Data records
::::::::
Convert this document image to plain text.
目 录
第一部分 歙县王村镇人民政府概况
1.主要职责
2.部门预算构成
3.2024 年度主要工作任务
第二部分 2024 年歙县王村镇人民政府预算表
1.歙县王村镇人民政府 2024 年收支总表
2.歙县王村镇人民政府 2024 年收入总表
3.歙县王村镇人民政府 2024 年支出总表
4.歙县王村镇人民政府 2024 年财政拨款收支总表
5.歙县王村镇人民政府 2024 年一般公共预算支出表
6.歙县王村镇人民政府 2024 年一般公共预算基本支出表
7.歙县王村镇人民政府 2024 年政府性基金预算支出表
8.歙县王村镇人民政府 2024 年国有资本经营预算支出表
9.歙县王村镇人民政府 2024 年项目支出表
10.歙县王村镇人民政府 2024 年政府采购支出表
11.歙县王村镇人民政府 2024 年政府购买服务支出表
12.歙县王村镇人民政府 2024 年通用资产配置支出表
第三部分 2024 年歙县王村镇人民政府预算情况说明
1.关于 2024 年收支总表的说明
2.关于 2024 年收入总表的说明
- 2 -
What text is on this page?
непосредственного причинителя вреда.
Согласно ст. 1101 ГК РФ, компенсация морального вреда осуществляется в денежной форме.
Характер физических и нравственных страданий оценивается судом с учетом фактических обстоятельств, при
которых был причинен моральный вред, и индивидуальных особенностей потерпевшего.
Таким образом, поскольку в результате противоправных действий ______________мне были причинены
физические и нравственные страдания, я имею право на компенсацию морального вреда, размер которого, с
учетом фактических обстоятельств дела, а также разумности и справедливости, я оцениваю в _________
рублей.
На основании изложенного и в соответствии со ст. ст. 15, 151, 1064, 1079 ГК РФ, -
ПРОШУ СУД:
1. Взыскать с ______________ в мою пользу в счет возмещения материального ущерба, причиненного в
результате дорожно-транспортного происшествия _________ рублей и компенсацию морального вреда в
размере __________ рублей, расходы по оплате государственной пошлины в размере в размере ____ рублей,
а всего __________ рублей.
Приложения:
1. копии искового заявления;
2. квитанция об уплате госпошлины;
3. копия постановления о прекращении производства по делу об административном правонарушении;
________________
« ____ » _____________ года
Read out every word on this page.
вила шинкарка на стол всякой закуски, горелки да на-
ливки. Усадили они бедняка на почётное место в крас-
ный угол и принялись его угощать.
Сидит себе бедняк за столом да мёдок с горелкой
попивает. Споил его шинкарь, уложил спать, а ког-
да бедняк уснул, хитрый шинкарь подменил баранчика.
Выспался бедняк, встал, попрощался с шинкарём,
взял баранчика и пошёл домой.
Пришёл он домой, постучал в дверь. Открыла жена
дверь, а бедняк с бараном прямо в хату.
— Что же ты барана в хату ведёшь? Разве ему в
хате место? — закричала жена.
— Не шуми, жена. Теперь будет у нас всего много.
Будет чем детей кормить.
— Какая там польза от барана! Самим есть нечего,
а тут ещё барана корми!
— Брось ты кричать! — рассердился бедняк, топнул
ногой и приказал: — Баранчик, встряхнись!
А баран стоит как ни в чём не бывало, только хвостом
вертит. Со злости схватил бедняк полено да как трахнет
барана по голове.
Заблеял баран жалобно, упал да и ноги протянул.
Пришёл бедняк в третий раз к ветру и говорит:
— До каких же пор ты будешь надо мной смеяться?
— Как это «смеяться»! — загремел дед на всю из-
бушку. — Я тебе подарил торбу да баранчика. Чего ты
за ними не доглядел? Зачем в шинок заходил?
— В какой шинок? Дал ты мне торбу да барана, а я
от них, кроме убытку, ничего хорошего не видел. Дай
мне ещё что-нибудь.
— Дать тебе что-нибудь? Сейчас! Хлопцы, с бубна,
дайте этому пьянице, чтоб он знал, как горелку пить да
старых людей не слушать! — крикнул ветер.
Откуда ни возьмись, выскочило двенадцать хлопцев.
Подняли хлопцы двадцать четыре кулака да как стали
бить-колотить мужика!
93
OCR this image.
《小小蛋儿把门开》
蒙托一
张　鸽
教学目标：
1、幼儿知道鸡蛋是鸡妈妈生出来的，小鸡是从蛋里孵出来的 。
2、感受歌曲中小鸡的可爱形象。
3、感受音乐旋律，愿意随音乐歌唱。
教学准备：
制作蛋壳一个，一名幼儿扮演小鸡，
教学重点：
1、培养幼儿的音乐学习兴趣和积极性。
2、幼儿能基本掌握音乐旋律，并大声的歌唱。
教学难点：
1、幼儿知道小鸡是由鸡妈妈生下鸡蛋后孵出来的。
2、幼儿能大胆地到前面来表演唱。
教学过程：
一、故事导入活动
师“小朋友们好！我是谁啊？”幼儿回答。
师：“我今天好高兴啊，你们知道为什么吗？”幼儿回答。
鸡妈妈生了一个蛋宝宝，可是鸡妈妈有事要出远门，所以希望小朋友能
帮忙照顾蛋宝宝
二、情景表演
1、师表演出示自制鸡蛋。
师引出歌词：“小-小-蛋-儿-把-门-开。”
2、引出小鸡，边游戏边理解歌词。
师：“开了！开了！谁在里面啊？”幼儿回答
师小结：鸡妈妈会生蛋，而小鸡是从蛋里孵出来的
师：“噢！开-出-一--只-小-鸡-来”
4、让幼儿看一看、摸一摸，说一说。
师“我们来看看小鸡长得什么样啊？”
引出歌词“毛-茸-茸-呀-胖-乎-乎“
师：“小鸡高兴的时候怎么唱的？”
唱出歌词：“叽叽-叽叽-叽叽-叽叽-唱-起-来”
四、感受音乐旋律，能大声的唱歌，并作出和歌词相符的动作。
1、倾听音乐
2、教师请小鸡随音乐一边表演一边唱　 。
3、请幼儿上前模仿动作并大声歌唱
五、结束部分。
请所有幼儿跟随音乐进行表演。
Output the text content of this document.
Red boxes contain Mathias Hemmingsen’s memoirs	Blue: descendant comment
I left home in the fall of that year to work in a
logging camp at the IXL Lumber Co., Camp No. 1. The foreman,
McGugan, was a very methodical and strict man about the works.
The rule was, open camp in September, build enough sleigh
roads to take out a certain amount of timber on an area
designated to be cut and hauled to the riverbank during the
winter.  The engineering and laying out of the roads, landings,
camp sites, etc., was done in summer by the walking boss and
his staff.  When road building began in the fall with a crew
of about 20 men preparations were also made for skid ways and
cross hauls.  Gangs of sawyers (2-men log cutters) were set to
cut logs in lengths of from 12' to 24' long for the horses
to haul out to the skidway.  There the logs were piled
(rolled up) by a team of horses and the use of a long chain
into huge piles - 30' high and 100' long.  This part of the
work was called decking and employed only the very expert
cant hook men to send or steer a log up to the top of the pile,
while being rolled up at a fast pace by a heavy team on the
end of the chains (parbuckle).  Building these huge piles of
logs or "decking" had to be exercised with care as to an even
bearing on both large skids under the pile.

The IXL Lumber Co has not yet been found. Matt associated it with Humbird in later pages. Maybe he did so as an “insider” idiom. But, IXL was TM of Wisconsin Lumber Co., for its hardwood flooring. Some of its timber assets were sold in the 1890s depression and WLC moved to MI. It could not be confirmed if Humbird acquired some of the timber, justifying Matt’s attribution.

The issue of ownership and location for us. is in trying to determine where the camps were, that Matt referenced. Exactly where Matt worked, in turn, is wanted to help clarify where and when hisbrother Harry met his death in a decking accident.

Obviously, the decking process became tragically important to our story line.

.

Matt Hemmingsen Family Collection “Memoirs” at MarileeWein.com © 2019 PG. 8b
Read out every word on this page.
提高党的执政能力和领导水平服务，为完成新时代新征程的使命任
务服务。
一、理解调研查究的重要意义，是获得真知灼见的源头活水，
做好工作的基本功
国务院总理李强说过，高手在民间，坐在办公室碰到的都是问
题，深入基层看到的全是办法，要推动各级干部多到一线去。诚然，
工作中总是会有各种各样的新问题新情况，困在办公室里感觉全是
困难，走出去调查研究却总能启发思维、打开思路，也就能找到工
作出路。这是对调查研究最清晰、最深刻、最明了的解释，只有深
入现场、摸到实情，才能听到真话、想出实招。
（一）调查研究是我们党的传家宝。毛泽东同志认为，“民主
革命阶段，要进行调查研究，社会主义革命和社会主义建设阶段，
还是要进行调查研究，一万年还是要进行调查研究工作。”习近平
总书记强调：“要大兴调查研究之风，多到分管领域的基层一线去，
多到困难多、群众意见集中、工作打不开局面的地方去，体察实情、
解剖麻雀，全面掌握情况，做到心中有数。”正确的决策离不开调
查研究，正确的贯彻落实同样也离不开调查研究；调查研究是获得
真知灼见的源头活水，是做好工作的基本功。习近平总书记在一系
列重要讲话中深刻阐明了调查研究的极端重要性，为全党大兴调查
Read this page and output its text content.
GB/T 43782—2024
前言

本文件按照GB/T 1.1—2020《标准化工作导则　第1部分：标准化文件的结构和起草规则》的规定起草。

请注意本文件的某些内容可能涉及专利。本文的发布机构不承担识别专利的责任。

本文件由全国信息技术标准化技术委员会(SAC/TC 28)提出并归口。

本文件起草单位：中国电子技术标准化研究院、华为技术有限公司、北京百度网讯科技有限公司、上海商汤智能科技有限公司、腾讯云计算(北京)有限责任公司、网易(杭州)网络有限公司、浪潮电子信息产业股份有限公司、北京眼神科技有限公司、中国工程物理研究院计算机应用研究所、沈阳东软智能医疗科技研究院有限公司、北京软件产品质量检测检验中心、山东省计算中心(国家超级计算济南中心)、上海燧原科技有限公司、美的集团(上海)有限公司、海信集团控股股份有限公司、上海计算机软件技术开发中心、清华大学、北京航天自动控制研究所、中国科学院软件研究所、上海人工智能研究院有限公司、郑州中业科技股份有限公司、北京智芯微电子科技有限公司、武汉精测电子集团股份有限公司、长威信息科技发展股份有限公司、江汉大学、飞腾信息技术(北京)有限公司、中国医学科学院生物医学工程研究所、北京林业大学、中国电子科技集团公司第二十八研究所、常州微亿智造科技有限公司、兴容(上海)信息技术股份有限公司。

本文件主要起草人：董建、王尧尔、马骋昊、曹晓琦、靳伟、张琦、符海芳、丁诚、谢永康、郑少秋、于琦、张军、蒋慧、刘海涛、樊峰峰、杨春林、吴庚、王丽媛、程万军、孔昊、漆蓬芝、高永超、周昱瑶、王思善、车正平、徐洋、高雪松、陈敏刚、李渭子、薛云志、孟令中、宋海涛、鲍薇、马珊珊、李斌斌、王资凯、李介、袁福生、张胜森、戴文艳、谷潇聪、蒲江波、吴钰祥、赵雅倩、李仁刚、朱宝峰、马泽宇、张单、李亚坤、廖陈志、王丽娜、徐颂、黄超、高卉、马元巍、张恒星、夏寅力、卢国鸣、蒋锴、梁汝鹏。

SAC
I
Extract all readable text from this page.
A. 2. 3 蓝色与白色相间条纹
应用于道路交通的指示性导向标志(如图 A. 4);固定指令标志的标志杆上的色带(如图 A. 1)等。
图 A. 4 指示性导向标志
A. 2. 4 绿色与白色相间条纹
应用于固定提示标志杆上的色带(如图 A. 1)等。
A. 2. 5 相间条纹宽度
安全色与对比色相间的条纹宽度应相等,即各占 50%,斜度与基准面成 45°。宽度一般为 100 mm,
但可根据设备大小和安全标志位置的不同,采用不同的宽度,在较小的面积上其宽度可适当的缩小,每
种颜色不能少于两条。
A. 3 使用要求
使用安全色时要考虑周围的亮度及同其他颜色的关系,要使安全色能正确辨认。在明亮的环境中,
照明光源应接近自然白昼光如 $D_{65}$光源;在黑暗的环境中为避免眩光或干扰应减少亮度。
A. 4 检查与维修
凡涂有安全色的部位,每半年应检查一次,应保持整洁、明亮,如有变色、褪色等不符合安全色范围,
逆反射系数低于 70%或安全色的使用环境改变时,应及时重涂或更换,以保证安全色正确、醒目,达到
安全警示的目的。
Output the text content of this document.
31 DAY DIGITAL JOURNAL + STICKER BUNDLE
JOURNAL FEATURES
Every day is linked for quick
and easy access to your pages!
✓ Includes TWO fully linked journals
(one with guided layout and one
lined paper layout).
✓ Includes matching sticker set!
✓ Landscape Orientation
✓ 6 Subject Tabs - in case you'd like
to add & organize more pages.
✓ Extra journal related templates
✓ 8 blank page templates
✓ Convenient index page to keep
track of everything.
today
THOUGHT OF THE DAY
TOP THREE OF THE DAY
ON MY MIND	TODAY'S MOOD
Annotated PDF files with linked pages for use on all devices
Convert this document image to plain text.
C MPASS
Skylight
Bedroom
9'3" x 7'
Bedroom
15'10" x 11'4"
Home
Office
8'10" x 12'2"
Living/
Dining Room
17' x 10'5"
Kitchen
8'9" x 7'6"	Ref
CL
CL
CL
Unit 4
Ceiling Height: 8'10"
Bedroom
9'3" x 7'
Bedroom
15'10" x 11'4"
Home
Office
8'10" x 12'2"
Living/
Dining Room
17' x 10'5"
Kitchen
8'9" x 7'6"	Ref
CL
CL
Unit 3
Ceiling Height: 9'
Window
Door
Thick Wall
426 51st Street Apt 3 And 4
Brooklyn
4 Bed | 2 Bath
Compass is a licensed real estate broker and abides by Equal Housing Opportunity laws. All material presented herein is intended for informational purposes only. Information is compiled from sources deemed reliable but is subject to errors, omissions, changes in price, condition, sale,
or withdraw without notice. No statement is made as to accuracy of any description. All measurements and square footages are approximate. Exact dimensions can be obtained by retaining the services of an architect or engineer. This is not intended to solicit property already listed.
::::::::
■ **What is expected**
Which lines hold the word "баранчика"? Copy every one of them.

■ **Answer to this task**
да бедняк уснул, хитрый шинкарь подменил баранчика.
взял баранчика и пошёл домой.
бушку. — Я тебе подарил торбу да баранчика. Чего ты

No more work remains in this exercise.